(Figure record listings)
= = = = =
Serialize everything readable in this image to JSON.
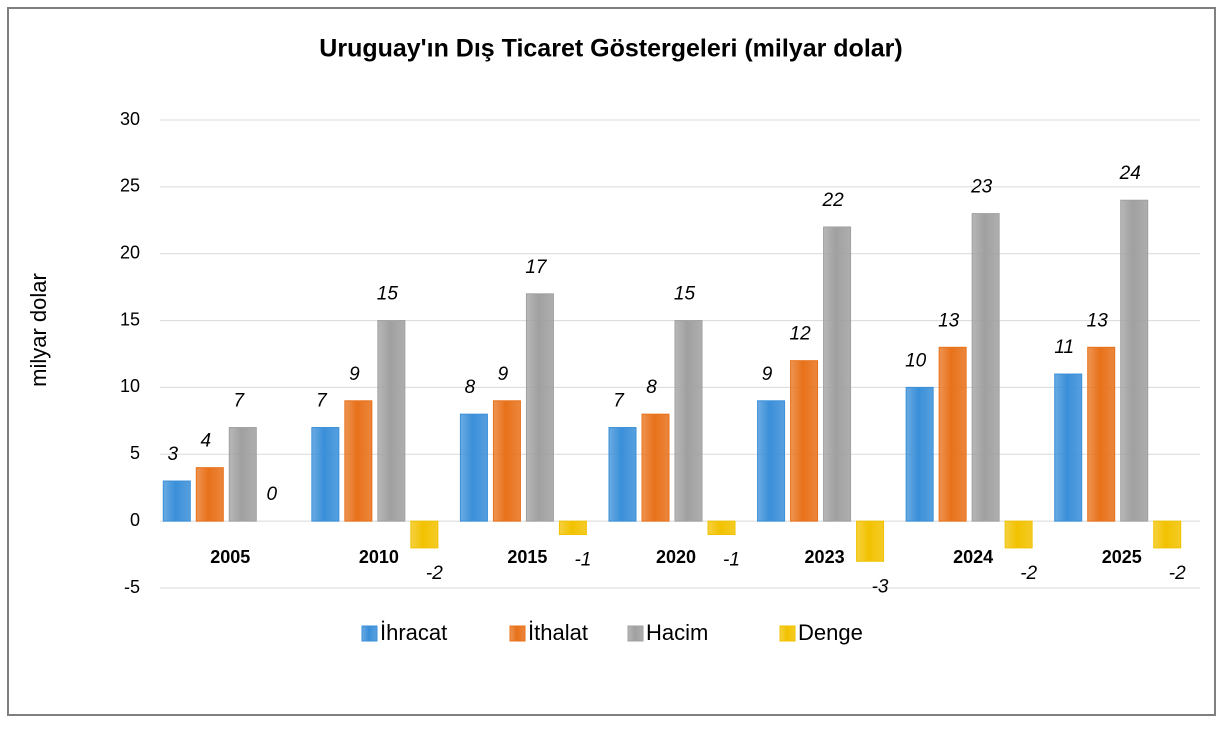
{
  "chart_data": {
    "type": "bar",
    "title": "Uruguay'ın Dış Ticaret Göstergeleri (milyar dolar)",
    "y_label": "milyar dolar",
    "categories": [
      "2005",
      "2010",
      "2015",
      "2020",
      "2023",
      "2024",
      "2025"
    ],
    "series": [
      {
        "name": "İhracat",
        "color": "#3a8fd9",
        "values": [
          3,
          7,
          8,
          7,
          9,
          10,
          11
        ]
      },
      {
        "name": "İthalat",
        "color": "#e8711a",
        "values": [
          4,
          9,
          9,
          8,
          12,
          13,
          13
        ]
      },
      {
        "name": "Hacim",
        "color": "#a0a0a0",
        "values": [
          7,
          15,
          17,
          15,
          22,
          23,
          24
        ]
      },
      {
        "name": "Denge",
        "color": "#f2c200",
        "values": [
          0,
          -2,
          -1,
          -1,
          -3,
          -2,
          -2
        ]
      }
    ],
    "ylim": [
      -5,
      30
    ],
    "yticks": [
      -5,
      0,
      5,
      10,
      15,
      20,
      25,
      30
    ],
    "grid": true,
    "legend": "bottom"
  }
}
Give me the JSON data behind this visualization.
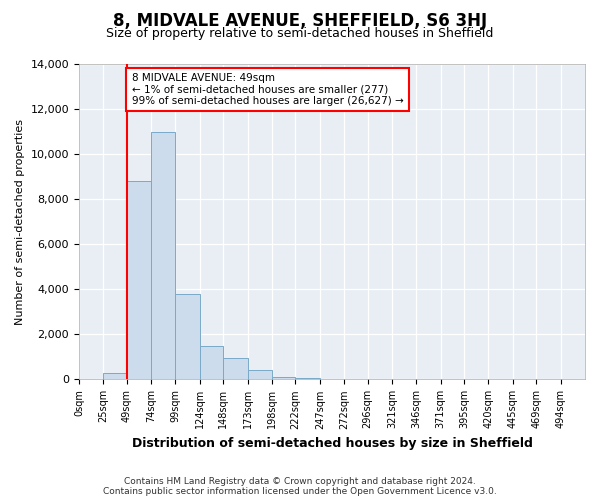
{
  "title": "8, MIDVALE AVENUE, SHEFFIELD, S6 3HJ",
  "subtitle": "Size of property relative to semi-detached houses in Sheffield",
  "xlabel": "Distribution of semi-detached houses by size in Sheffield",
  "ylabel": "Number of semi-detached properties",
  "footer_line1": "Contains HM Land Registry data © Crown copyright and database right 2024.",
  "footer_line2": "Contains public sector information licensed under the Open Government Licence v3.0.",
  "annotation_line1": "8 MIDVALE AVENUE: 49sqm",
  "annotation_line2": "← 1% of semi-detached houses are smaller (277)",
  "annotation_line3": "99% of semi-detached houses are larger (26,627) →",
  "property_size": 49,
  "bin_edges": [
    0,
    25,
    49,
    74,
    99,
    124,
    148,
    173,
    198,
    222,
    247,
    272,
    296,
    321,
    346,
    371,
    395,
    420,
    445,
    469,
    494,
    519
  ],
  "bar_heights": [
    0,
    300,
    8800,
    11000,
    3800,
    1500,
    950,
    400,
    100,
    60,
    20,
    10,
    0,
    0,
    0,
    0,
    0,
    0,
    0,
    0,
    0
  ],
  "bar_color": "#ccdcec",
  "bar_edgecolor": "#7aaac8",
  "redline_x": 49,
  "ylim": [
    0,
    14000
  ],
  "xlim": [
    0,
    519
  ],
  "tick_labels": [
    "0sqm",
    "25sqm",
    "49sqm",
    "74sqm",
    "99sqm",
    "124sqm",
    "148sqm",
    "173sqm",
    "198sqm",
    "222sqm",
    "247sqm",
    "272sqm",
    "296sqm",
    "321sqm",
    "346sqm",
    "371sqm",
    "395sqm",
    "420sqm",
    "445sqm",
    "469sqm",
    "494sqm"
  ],
  "tick_positions": [
    0,
    25,
    49,
    74,
    99,
    124,
    148,
    173,
    198,
    222,
    247,
    272,
    296,
    321,
    346,
    371,
    395,
    420,
    445,
    469,
    494
  ],
  "ytick_positions": [
    0,
    2000,
    4000,
    6000,
    8000,
    10000,
    12000,
    14000
  ],
  "background_color": "#ffffff",
  "plot_background": "#e8eef4",
  "grid_color": "#ffffff",
  "title_fontsize": 12,
  "subtitle_fontsize": 9,
  "ylabel_fontsize": 8,
  "xlabel_fontsize": 9,
  "footer_fontsize": 6.5,
  "tick_fontsize": 7,
  "ytick_fontsize": 8
}
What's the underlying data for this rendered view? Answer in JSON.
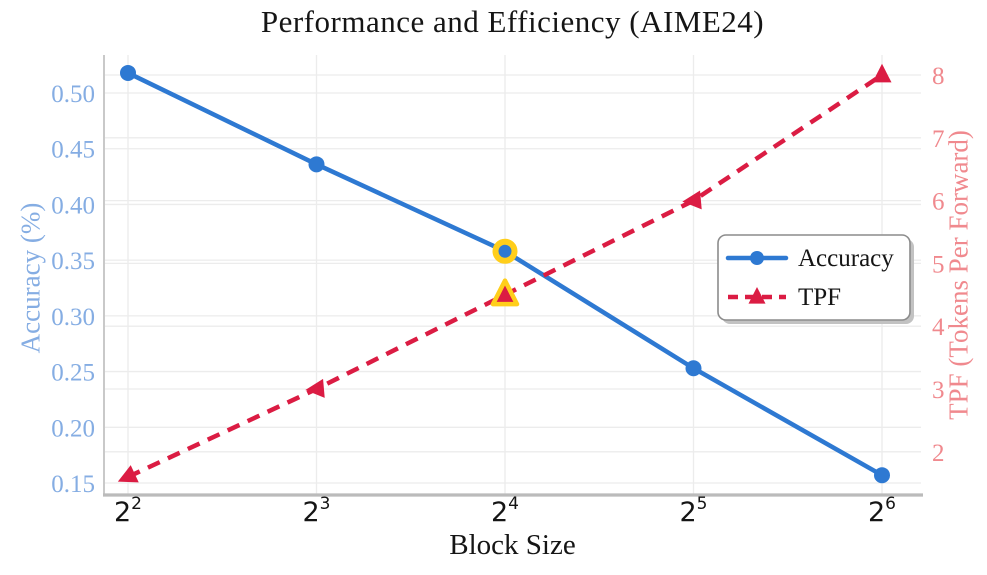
{
  "page": {
    "background": "#FFFFFF"
  },
  "chart_data": {
    "type": "line",
    "title": "Performance and Efficiency (AIME24)",
    "xlabel": "Block Size",
    "x_tick_labels": [
      "2^2",
      "2^3",
      "2^4",
      "2^5",
      "2^6"
    ],
    "grid": true,
    "series": [
      {
        "name": "Accuracy",
        "axis": "left",
        "color": "#2E79D2",
        "line_style": "solid",
        "marker": "circle",
        "values": [
          0.518,
          0.436,
          0.358,
          0.253,
          0.157
        ]
      },
      {
        "name": "TPF",
        "axis": "right",
        "color": "#DB1C43",
        "line_style": "dashed",
        "marker": "triangle",
        "values": [
          1.6,
          3.0,
          4.5,
          6.0,
          8.0
        ]
      }
    ],
    "highlight": {
      "x_label": "2^4",
      "x_index": 2,
      "ring_color": "#FFCE1B",
      "accuracy_value": 0.358,
      "tpf_value": 4.5
    },
    "left_axis": {
      "label": "Accuracy (%)",
      "color": "#85ADE3",
      "ticks": [
        0.5,
        0.45,
        0.4,
        0.35,
        0.3,
        0.25,
        0.2,
        0.15
      ],
      "ylim": [
        0.139,
        0.536
      ]
    },
    "right_axis": {
      "label": "TPF (Tokens Per Forward)",
      "color": "#F0898E",
      "ticks": [
        8,
        7,
        6,
        5,
        4,
        3,
        2
      ],
      "ylim": [
        1.31,
        8.32
      ]
    },
    "legend": {
      "items": [
        "Accuracy",
        "TPF"
      ],
      "position": "center right"
    },
    "style_colors": {
      "grid": "#ECECEC",
      "left_spine": "#C9C9C9",
      "bottom_spine": "#BBBBBB",
      "legend_border": "#8C8C8C",
      "legend_shadow": "#C2C2C2",
      "text": "#151515"
    }
  }
}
= = = = =
Repeat the listing above exactly, with no pictures.

■ FULL OUTPUT
Serialize everything readable in this image to JSON.
{
  "chart_data": {
    "type": "bar",
    "title": "Uruguay'ın Dış Ticaret Göstergeleri (milyar dolar)",
    "y_label": "milyar dolar",
    "categories": [
      "2005",
      "2010",
      "2015",
      "2020",
      "2023",
      "2024",
      "2025"
    ],
    "series": [
      {
        "name": "İhracat",
        "color": "#3a8fd9",
        "values": [
          3,
          7,
          8,
          7,
          9,
          10,
          11
        ]
      },
      {
        "name": "İthalat",
        "color": "#e8711a",
        "values": [
          4,
          9,
          9,
          8,
          12,
          13,
          13
        ]
      },
      {
        "name": "Hacim",
        "color": "#a0a0a0",
        "values": [
          7,
          15,
          17,
          15,
          22,
          23,
          24
        ]
      },
      {
        "name": "Denge",
        "color": "#f2c200",
        "values": [
          0,
          -2,
          -1,
          -1,
          -3,
          -2,
          -2
        ]
      }
    ],
    "ylim": [
      -5,
      30
    ],
    "yticks": [
      -5,
      0,
      5,
      10,
      15,
      20,
      25,
      30
    ],
    "grid": true,
    "legend": "bottom"
  }
}
Give me the JSON data behind this visualization.
{
  "title": "8, MIDVALE AVENUE, SHEFFIELD, S6 3HJ",
  "subtitle": "Size of property relative to semi-detached houses in Sheffield",
  "xlabel": "Distribution of semi-detached houses by size in Sheffield",
  "ylabel": "Number of semi-detached properties",
  "footer_line1": "Contains HM Land Registry data © Crown copyright and database right 2024.",
  "footer_line2": "Contains public sector information licensed under the Open Government Licence v3.0.",
  "annotation_line1": "8 MIDVALE AVENUE: 49sqm",
  "annotation_line2": "← 1% of semi-detached houses are smaller (277)",
  "annotation_line3": "99% of semi-detached houses are larger (26,627) →",
  "property_size": 49,
  "bin_edges": [
    0,
    25,
    49,
    74,
    99,
    124,
    148,
    173,
    198,
    222,
    247,
    272,
    296,
    321,
    346,
    371,
    395,
    420,
    445,
    469,
    494,
    519
  ],
  "bar_heights": [
    0,
    300,
    8800,
    11000,
    3800,
    1500,
    950,
    400,
    100,
    60,
    20,
    10,
    0,
    0,
    0,
    0,
    0,
    0,
    0,
    0,
    0
  ],
  "bar_color": "#ccdcec",
  "bar_edgecolor": "#7aaac8",
  "redline_x": 49,
  "ylim": [
    0,
    14000
  ],
  "xlim": [
    0,
    519
  ],
  "tick_labels": [
    "0sqm",
    "25sqm",
    "49sqm",
    "74sqm",
    "99sqm",
    "124sqm",
    "148sqm",
    "173sqm",
    "198sqm",
    "222sqm",
    "247sqm",
    "272sqm",
    "296sqm",
    "321sqm",
    "346sqm",
    "371sqm",
    "395sqm",
    "420sqm",
    "445sqm",
    "469sqm",
    "494sqm"
  ],
  "tick_positions": [
    0,
    25,
    49,
    74,
    99,
    124,
    148,
    173,
    198,
    222,
    247,
    272,
    296,
    321,
    346,
    371,
    395,
    420,
    445,
    469,
    494
  ],
  "ytick_positions": [
    0,
    2000,
    4000,
    6000,
    8000,
    10000,
    12000,
    14000
  ],
  "background_color": "#ffffff",
  "plot_background": "#e8eef4",
  "grid_color": "#ffffff",
  "title_fontsize": 12,
  "subtitle_fontsize": 9,
  "ylabel_fontsize": 8,
  "xlabel_fontsize": 9,
  "footer_fontsize": 6.5,
  "tick_fontsize": 7,
  "ytick_fontsize": 8
}
What's the underlying data for this rendered view? Answer in JSON.
{
  "page": {
    "background": "#FFFFFF"
  },
  "chart_data": {
    "type": "line",
    "title": "Performance and Efficiency (AIME24)",
    "xlabel": "Block Size",
    "x_tick_labels": [
      "2^2",
      "2^3",
      "2^4",
      "2^5",
      "2^6"
    ],
    "grid": true,
    "series": [
      {
        "name": "Accuracy",
        "axis": "left",
        "color": "#2E79D2",
        "line_style": "solid",
        "marker": "circle",
        "values": [
          0.518,
          0.436,
          0.358,
          0.253,
          0.157
        ]
      },
      {
        "name": "TPF",
        "axis": "right",
        "color": "#DB1C43",
        "line_style": "dashed",
        "marker": "triangle",
        "values": [
          1.6,
          3.0,
          4.5,
          6.0,
          8.0
        ]
      }
    ],
    "highlight": {
      "x_label": "2^4",
      "x_index": 2,
      "ring_color": "#FFCE1B",
      "accuracy_value": 0.358,
      "tpf_value": 4.5
    },
    "left_axis": {
      "label": "Accuracy (%)",
      "color": "#85ADE3",
      "ticks": [
        0.5,
        0.45,
        0.4,
        0.35,
        0.3,
        0.25,
        0.2,
        0.15
      ],
      "ylim": [
        0.139,
        0.536
      ]
    },
    "right_axis": {
      "label": "TPF (Tokens Per Forward)",
      "color": "#F0898E",
      "ticks": [
        8,
        7,
        6,
        5,
        4,
        3,
        2
      ],
      "ylim": [
        1.31,
        8.32
      ]
    },
    "legend": {
      "items": [
        "Accuracy",
        "TPF"
      ],
      "position": "center right"
    },
    "style_colors": {
      "grid": "#ECECEC",
      "left_spine": "#C9C9C9",
      "bottom_spine": "#BBBBBB",
      "legend_border": "#8C8C8C",
      "legend_shadow": "#C2C2C2",
      "text": "#151515"
    }
  }
}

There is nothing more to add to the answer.